[Collected data]
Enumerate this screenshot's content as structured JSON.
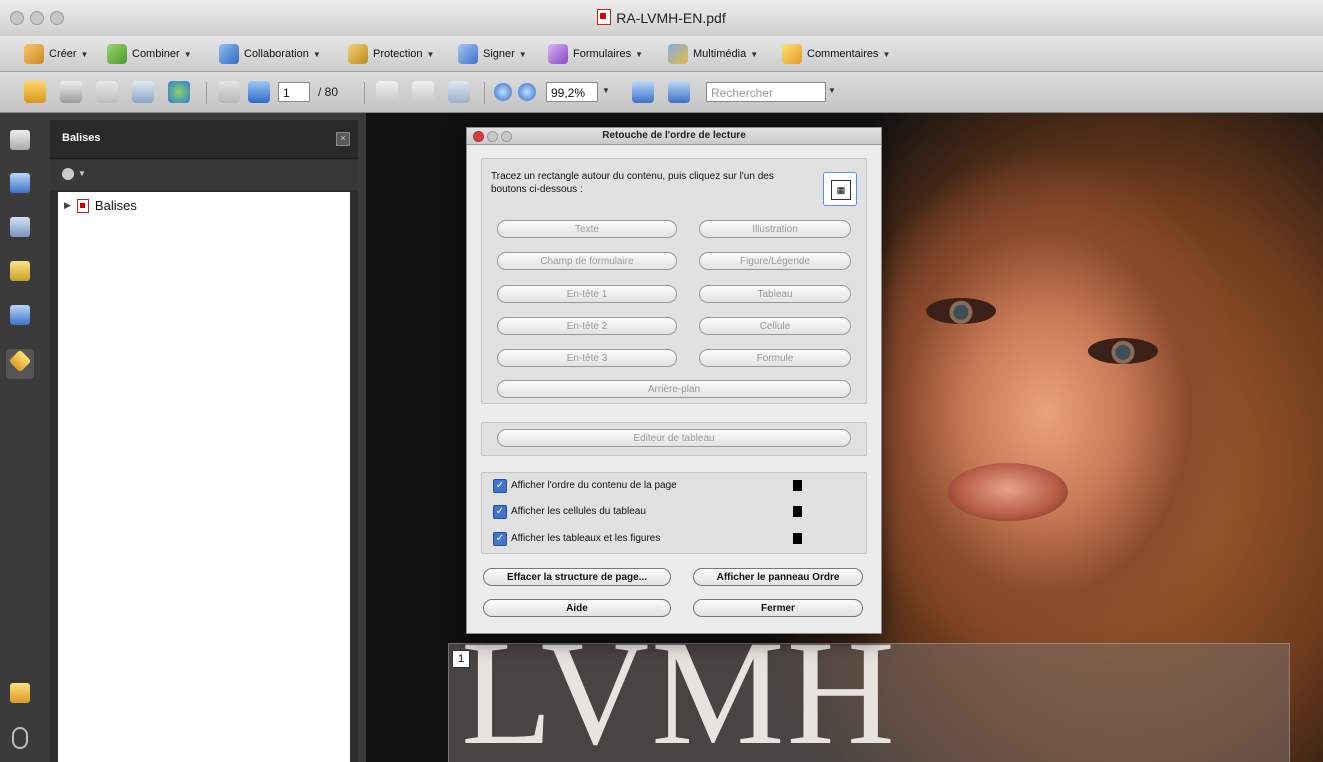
{
  "window": {
    "title": "RA-LVMH-EN.pdf"
  },
  "toolbar1": {
    "items": [
      {
        "label": "Créer",
        "icon": "create-icon"
      },
      {
        "label": "Combiner",
        "icon": "combine-icon"
      },
      {
        "label": "Collaboration",
        "icon": "collaboration-icon"
      },
      {
        "label": "Protection",
        "icon": "lock-icon"
      },
      {
        "label": "Signer",
        "icon": "pen-icon"
      },
      {
        "label": "Formulaires",
        "icon": "forms-icon"
      },
      {
        "label": "Multimédia",
        "icon": "multimedia-icon"
      },
      {
        "label": "Commentaires",
        "icon": "comment-icon"
      }
    ]
  },
  "toolbar2": {
    "page_current": "1",
    "page_total": "/ 80",
    "zoom": "99,2%",
    "search_placeholder": "Rechercher"
  },
  "panel": {
    "title": "Balises",
    "close_glyph": "×",
    "tree_root": "Balises",
    "expander": "▶"
  },
  "document": {
    "page_number": "1",
    "heading": "LVMH"
  },
  "dialog": {
    "title": "Retouche de l'ordre de lecture",
    "instructions": "Tracez un rectangle autour du contenu, puis cliquez sur l'un des boutons ci-dessous :",
    "buttons_left": [
      "Texte",
      "Champ de formulaire",
      "En-tête 1",
      "En-tête 2",
      "En-tête 3"
    ],
    "buttons_right": [
      "Illustration",
      "Figure/Légende",
      "Tableau",
      "Cellule",
      "Formule"
    ],
    "background_button": "Arrière-plan",
    "table_editor_button": "Editeur de tableau",
    "checkboxes": [
      {
        "label": "Afficher l'ordre du contenu de la page",
        "checked": true
      },
      {
        "label": "Afficher les cellules du tableau",
        "checked": true
      },
      {
        "label": "Afficher les tableaux et les figures",
        "checked": true
      }
    ],
    "clear_structure_button": "Effacer la structure de page...",
    "show_order_button": "Afficher le panneau Ordre",
    "help_button": "Aide",
    "close_button": "Fermer"
  },
  "colors": {
    "checkbox": "#3f75d1",
    "panel_dark": "#2e2e2e",
    "toolbar": "#d6d6d6"
  }
}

§ What you are asked to do:
Within the listing above, find every line containing the string "label" and return it.

§ Finished answer:
        "label": "Créer",
        "label": "Combiner",
        "label": "Collaboration",
        "label": "Protection",
        "label": "Signer",
        "label": "Formulaires",
        "label": "Multimédia",
        "label": "Commentaires",
        "label": "Afficher l'ordre du contenu de la page",
        "label": "Afficher les cellules du tableau",
        "label": "Afficher les tableaux et les figures",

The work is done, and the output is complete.